TASK BRIEF:
The listing beneath should be written out in full, exactly as shown.

▼

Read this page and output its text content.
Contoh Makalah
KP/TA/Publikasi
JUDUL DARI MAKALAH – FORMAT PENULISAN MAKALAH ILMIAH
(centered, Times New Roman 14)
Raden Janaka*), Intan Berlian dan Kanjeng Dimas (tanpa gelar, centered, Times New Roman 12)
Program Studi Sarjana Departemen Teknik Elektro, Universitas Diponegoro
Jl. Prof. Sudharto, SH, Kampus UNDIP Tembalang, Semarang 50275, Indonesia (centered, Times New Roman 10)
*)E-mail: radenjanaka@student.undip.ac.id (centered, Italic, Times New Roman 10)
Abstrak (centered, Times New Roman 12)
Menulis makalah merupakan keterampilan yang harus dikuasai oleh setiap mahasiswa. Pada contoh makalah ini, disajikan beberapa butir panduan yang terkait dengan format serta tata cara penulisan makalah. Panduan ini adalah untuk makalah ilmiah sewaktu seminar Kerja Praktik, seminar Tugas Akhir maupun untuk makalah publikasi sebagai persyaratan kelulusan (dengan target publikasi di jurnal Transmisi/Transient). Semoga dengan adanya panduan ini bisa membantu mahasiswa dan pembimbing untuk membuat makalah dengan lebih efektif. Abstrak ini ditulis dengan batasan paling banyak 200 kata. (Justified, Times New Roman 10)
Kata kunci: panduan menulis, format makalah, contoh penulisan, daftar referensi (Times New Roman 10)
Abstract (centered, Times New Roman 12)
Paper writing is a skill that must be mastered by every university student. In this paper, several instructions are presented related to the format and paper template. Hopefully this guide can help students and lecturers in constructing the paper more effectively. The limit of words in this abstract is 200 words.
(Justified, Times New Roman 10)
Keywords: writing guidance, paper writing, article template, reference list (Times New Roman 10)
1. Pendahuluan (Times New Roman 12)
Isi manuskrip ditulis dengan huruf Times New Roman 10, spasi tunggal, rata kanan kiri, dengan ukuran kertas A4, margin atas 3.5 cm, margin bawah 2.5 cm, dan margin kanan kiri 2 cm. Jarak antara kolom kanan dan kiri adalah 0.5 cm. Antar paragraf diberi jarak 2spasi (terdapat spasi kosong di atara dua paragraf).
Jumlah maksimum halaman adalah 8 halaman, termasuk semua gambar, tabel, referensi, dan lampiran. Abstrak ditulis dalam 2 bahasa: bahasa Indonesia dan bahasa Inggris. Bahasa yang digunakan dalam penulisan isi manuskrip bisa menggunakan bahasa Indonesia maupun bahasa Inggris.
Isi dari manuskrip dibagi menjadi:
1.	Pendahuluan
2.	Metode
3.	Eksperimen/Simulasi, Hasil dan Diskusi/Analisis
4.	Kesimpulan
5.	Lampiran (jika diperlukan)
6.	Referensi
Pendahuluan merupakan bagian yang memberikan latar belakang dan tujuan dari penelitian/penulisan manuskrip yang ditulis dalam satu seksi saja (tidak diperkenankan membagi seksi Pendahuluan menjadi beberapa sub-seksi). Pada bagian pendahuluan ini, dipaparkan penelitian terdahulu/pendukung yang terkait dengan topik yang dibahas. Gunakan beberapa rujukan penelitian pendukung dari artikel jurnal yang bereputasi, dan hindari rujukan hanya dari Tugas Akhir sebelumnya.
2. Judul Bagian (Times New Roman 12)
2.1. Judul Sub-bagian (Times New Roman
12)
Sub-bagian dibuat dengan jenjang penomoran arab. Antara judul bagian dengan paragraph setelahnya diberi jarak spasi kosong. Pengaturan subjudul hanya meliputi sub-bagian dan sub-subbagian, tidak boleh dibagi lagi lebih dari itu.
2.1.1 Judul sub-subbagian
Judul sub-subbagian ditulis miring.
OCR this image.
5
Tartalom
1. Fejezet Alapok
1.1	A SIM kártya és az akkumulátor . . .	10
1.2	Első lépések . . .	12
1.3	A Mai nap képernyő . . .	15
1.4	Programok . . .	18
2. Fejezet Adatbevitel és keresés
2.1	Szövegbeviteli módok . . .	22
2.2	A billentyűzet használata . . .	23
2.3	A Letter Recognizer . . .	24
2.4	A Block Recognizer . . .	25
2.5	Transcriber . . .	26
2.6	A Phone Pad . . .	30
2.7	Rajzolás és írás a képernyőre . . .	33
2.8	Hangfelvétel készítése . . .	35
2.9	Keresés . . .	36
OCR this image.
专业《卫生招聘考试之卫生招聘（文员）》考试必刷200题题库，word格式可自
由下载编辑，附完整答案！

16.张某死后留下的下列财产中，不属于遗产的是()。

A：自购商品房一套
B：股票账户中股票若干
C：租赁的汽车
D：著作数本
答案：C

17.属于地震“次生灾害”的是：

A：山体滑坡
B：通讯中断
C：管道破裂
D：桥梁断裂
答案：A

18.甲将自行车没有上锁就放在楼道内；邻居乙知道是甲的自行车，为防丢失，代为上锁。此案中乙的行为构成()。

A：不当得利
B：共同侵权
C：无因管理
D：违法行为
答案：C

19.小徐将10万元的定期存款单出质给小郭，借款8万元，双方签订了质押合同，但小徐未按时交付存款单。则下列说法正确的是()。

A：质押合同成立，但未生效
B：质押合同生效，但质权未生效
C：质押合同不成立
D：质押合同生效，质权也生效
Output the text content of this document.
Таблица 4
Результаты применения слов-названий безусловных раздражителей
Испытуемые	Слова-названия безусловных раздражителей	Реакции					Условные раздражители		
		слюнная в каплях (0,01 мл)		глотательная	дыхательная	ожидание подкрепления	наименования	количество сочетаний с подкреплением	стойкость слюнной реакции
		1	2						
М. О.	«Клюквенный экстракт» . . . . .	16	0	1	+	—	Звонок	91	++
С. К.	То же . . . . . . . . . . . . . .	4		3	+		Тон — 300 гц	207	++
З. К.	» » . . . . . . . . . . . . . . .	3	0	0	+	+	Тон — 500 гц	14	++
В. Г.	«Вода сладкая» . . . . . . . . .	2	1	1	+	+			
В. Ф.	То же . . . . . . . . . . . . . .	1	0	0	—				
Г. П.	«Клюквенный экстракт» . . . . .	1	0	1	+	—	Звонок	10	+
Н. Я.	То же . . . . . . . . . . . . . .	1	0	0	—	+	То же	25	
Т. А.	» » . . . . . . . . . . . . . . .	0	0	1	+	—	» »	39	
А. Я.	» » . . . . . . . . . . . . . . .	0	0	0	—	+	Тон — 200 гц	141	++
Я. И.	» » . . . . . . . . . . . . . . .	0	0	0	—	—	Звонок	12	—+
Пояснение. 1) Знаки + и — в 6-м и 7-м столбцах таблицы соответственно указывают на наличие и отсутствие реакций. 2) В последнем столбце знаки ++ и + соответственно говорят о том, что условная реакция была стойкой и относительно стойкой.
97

▲

FINISHED ANSWER:
Read this page and output its text content.
Contoh Makalah
KP/TA/Publikasi
JUDUL DARI MAKALAH – FORMAT PENULISAN MAKALAH ILMIAH
(centered, Times New Roman 14)
Raden Janaka*), Intan Berlian dan Kanjeng Dimas (tanpa gelar, centered, Times New Roman 12)
Program Studi Sarjana Departemen Teknik Elektro, Universitas Diponegoro
Jl. Prof. Sudharto, SH, Kampus UNDIP Tembalang, Semarang 50275, Indonesia (centered, Times New Roman 10)
*)E-mail: radenjanaka@student.undip.ac.id (centered, Italic, Times New Roman 10)
Abstrak (centered, Times New Roman 12)
Menulis makalah merupakan keterampilan yang harus dikuasai oleh setiap mahasiswa. Pada contoh makalah ini, disajikan beberapa butir panduan yang terkait dengan format serta tata cara penulisan makalah. Panduan ini adalah untuk makalah ilmiah sewaktu seminar Kerja Praktik, seminar Tugas Akhir maupun untuk makalah publikasi sebagai persyaratan kelulusan (dengan target publikasi di jurnal Transmisi/Transient). Semoga dengan adanya panduan ini bisa membantu mahasiswa dan pembimbing untuk membuat makalah dengan lebih efektif. Abstrak ini ditulis dengan batasan paling banyak 200 kata. (Justified, Times New Roman 10)
Kata kunci: panduan menulis, format makalah, contoh penulisan, daftar referensi (Times New Roman 10)
Abstract (centered, Times New Roman 12)
Paper writing is a skill that must be mastered by every university student. In this paper, several instructions are presented related to the format and paper template. Hopefully this guide can help students and lecturers in constructing the paper more effectively. The limit of words in this abstract is 200 words.
(Justified, Times New Roman 10)
Keywords: writing guidance, paper writing, article template, reference list (Times New Roman 10)
1. Pendahuluan (Times New Roman 12)
Isi manuskrip ditulis dengan huruf Times New Roman 10, spasi tunggal, rata kanan kiri, dengan ukuran kertas A4, margin atas 3.5 cm, margin bawah 2.5 cm, dan margin kanan kiri 2 cm. Jarak antara kolom kanan dan kiri adalah 0.5 cm. Antar paragraf diberi jarak 2spasi (terdapat spasi kosong di atara dua paragraf).
Jumlah maksimum halaman adalah 8 halaman, termasuk semua gambar, tabel, referensi, dan lampiran. Abstrak ditulis dalam 2 bahasa: bahasa Indonesia dan bahasa Inggris. Bahasa yang digunakan dalam penulisan isi manuskrip bisa menggunakan bahasa Indonesia maupun bahasa Inggris.
Isi dari manuskrip dibagi menjadi:
1.	Pendahuluan
2.	Metode
3.	Eksperimen/Simulasi, Hasil dan Diskusi/Analisis
4.	Kesimpulan
5.	Lampiran (jika diperlukan)
6.	Referensi
Pendahuluan merupakan bagian yang memberikan latar belakang dan tujuan dari penelitian/penulisan manuskrip yang ditulis dalam satu seksi saja (tidak diperkenankan membagi seksi Pendahuluan menjadi beberapa sub-seksi). Pada bagian pendahuluan ini, dipaparkan penelitian terdahulu/pendukung yang terkait dengan topik yang dibahas. Gunakan beberapa rujukan penelitian pendukung dari artikel jurnal yang bereputasi, dan hindari rujukan hanya dari Tugas Akhir sebelumnya.
2. Judul Bagian (Times New Roman 12)
2.1. Judul Sub-bagian (Times New Roman
12)
Sub-bagian dibuat dengan jenjang penomoran arab. Antara judul bagian dengan paragraph setelahnya diberi jarak spasi kosong. Pengaturan subjudul hanya meliputi sub-bagian dan sub-subbagian, tidak boleh dibagi lagi lebih dari itu.
2.1.1 Judul sub-subbagian
Judul sub-subbagian ditulis miring.
OCR this image.
5
Tartalom
1. Fejezet Alapok
1.1	A SIM kártya és az akkumulátor . . .	10
1.2	Első lépések . . .	12
1.3	A Mai nap képernyő . . .	15
1.4	Programok . . .	18
2. Fejezet Adatbevitel és keresés
2.1	Szövegbeviteli módok . . .	22
2.2	A billentyűzet használata . . .	23
2.3	A Letter Recognizer . . .	24
2.4	A Block Recognizer . . .	25
2.5	Transcriber . . .	26
2.6	A Phone Pad . . .	30
2.7	Rajzolás és írás a képernyőre . . .	33
2.8	Hangfelvétel készítése . . .	35
2.9	Keresés . . .	36
OCR this image.
专业《卫生招聘考试之卫生招聘（文员）》考试必刷200题题库，word格式可自
由下载编辑，附完整答案！

16.张某死后留下的下列财产中，不属于遗产的是()。

A：自购商品房一套
B：股票账户中股票若干
C：租赁的汽车
D：著作数本
答案：C

17.属于地震“次生灾害”的是：

A：山体滑坡
B：通讯中断
C：管道破裂
D：桥梁断裂
答案：A

18.甲将自行车没有上锁就放在楼道内；邻居乙知道是甲的自行车，为防丢失，代为上锁。此案中乙的行为构成()。

A：不当得利
B：共同侵权
C：无因管理
D：违法行为
答案：C

19.小徐将10万元的定期存款单出质给小郭，借款8万元，双方签订了质押合同，但小徐未按时交付存款单。则下列说法正确的是()。

A：质押合同成立，但未生效
B：质押合同生效，但质权未生效
C：质押合同不成立
D：质押合同生效，质权也生效
Output the text content of this document.
Таблица 4
Результаты применения слов-названий безусловных раздражителей
Испытуемые	Слова-названия безусловных раздражителей	Реакции					Условные раздражители		
		слюнная в каплях (0,01 мл)		глотательная	дыхательная	ожидание подкрепления	наименования	количество сочетаний с подкреплением	стойкость слюнной реакции
		1	2						
М. О.	«Клюквенный экстракт» . . . . .	16	0	1	+	—	Звонок	91	++
С. К.	То же . . . . . . . . . . . . . .	4		3	+		Тон — 300 гц	207	++
З. К.	» » . . . . . . . . . . . . . . .	3	0	0	+	+	Тон — 500 гц	14	++
В. Г.	«Вода сладкая» . . . . . . . . .	2	1	1	+	+			
В. Ф.	То же . . . . . . . . . . . . . .	1	0	0	—				
Г. П.	«Клюквенный экстракт» . . . . .	1	0	1	+	—	Звонок	10	+
Н. Я.	То же . . . . . . . . . . . . . .	1	0	0	—	+	То же	25	
Т. А.	» » . . . . . . . . . . . . . . .	0	0	1	+	—	» »	39	
А. Я.	» » . . . . . . . . . . . . . . .	0	0	0	—	+	Тон — 200 гц	141	++
Я. И.	» » . . . . . . . . . . . . . . .	0	0	0	—	—	Звонок	12	—+
Пояснение. 1) Знаки + и — в 6-м и 7-м столбцах таблицы соответственно указывают на наличие и отсутствие реакций. 2) В последнем столбце знаки ++ и + соответственно говорят о том, что условная реакция была стойкой и относительно стойкой.
97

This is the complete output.